RECORDS PROVIDED>
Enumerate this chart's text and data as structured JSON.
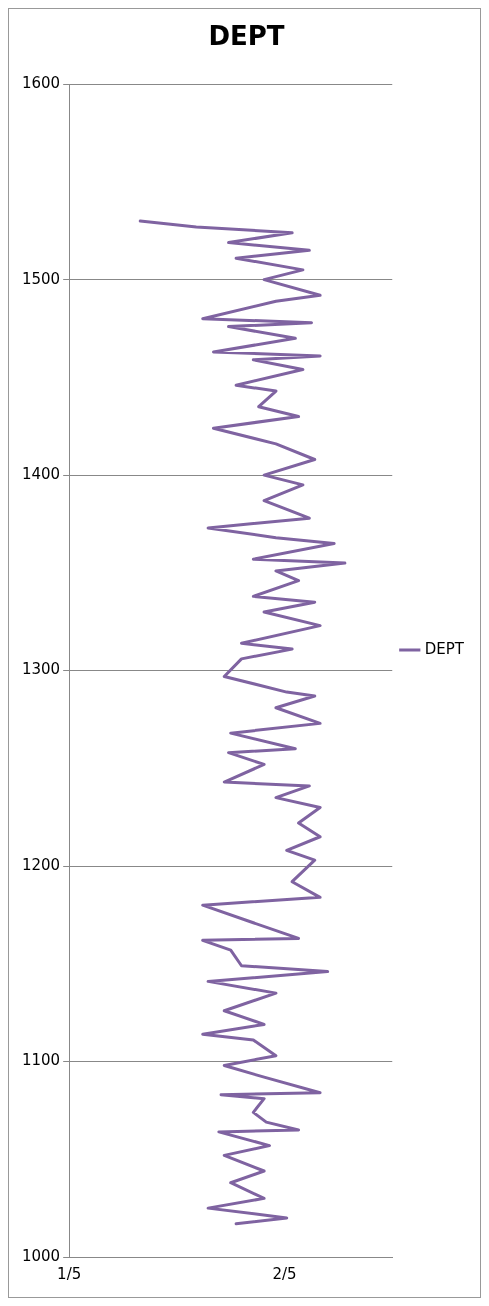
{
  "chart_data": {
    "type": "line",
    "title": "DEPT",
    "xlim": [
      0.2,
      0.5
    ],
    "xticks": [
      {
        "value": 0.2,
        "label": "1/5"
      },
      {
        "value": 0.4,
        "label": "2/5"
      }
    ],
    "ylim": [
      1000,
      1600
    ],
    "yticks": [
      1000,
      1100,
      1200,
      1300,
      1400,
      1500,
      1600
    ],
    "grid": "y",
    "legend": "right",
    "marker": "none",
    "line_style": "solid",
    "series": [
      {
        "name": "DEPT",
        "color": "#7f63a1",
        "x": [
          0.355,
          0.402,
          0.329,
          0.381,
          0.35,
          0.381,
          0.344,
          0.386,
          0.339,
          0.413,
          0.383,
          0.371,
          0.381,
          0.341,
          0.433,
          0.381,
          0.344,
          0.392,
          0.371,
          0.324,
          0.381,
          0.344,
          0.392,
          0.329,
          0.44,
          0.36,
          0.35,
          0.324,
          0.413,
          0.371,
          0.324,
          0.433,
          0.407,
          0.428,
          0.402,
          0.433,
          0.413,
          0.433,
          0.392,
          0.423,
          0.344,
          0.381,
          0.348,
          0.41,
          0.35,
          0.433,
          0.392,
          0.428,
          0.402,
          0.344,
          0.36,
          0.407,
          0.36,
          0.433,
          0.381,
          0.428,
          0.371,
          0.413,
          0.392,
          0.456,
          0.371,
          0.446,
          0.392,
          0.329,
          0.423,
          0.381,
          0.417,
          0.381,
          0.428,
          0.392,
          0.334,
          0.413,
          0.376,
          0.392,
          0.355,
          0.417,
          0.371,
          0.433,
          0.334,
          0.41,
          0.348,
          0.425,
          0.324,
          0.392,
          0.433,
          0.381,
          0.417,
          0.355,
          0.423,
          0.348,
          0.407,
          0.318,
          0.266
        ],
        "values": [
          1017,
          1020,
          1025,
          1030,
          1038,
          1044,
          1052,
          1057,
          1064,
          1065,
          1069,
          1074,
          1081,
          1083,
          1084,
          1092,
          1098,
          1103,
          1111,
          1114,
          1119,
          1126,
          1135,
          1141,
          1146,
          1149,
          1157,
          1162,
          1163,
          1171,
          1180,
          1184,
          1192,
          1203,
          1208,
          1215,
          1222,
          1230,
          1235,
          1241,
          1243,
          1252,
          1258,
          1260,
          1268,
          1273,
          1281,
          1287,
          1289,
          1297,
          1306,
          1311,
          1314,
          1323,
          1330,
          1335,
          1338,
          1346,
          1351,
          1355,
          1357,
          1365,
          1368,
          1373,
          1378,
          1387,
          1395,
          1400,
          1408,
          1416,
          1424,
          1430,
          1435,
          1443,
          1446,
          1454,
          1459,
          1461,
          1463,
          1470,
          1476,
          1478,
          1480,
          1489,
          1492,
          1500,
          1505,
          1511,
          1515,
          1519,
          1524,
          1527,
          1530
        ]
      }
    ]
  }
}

DIRECTIVE>
Leave every image out, and retype the material exactly.

RESPONSE>
Enumerate this chart's text and data as structured JSON.
{
  "chart_data": {
    "type": "line",
    "title": "DEPT",
    "xlim": [
      0.2,
      0.5
    ],
    "xticks": [
      {
        "value": 0.2,
        "label": "1/5"
      },
      {
        "value": 0.4,
        "label": "2/5"
      }
    ],
    "ylim": [
      1000,
      1600
    ],
    "yticks": [
      1000,
      1100,
      1200,
      1300,
      1400,
      1500,
      1600
    ],
    "grid": "y",
    "legend": "right",
    "marker": "none",
    "line_style": "solid",
    "series": [
      {
        "name": "DEPT",
        "color": "#7f63a1",
        "x": [
          0.355,
          0.402,
          0.329,
          0.381,
          0.35,
          0.381,
          0.344,
          0.386,
          0.339,
          0.413,
          0.383,
          0.371,
          0.381,
          0.341,
          0.433,
          0.381,
          0.344,
          0.392,
          0.371,
          0.324,
          0.381,
          0.344,
          0.392,
          0.329,
          0.44,
          0.36,
          0.35,
          0.324,
          0.413,
          0.371,
          0.324,
          0.433,
          0.407,
          0.428,
          0.402,
          0.433,
          0.413,
          0.433,
          0.392,
          0.423,
          0.344,
          0.381,
          0.348,
          0.41,
          0.35,
          0.433,
          0.392,
          0.428,
          0.402,
          0.344,
          0.36,
          0.407,
          0.36,
          0.433,
          0.381,
          0.428,
          0.371,
          0.413,
          0.392,
          0.456,
          0.371,
          0.446,
          0.392,
          0.329,
          0.423,
          0.381,
          0.417,
          0.381,
          0.428,
          0.392,
          0.334,
          0.413,
          0.376,
          0.392,
          0.355,
          0.417,
          0.371,
          0.433,
          0.334,
          0.41,
          0.348,
          0.425,
          0.324,
          0.392,
          0.433,
          0.381,
          0.417,
          0.355,
          0.423,
          0.348,
          0.407,
          0.318,
          0.266
        ],
        "values": [
          1017,
          1020,
          1025,
          1030,
          1038,
          1044,
          1052,
          1057,
          1064,
          1065,
          1069,
          1074,
          1081,
          1083,
          1084,
          1092,
          1098,
          1103,
          1111,
          1114,
          1119,
          1126,
          1135,
          1141,
          1146,
          1149,
          1157,
          1162,
          1163,
          1171,
          1180,
          1184,
          1192,
          1203,
          1208,
          1215,
          1222,
          1230,
          1235,
          1241,
          1243,
          1252,
          1258,
          1260,
          1268,
          1273,
          1281,
          1287,
          1289,
          1297,
          1306,
          1311,
          1314,
          1323,
          1330,
          1335,
          1338,
          1346,
          1351,
          1355,
          1357,
          1365,
          1368,
          1373,
          1378,
          1387,
          1395,
          1400,
          1408,
          1416,
          1424,
          1430,
          1435,
          1443,
          1446,
          1454,
          1459,
          1461,
          1463,
          1470,
          1476,
          1478,
          1480,
          1489,
          1492,
          1500,
          1505,
          1511,
          1515,
          1519,
          1524,
          1527,
          1530
        ]
      }
    ]
  }
}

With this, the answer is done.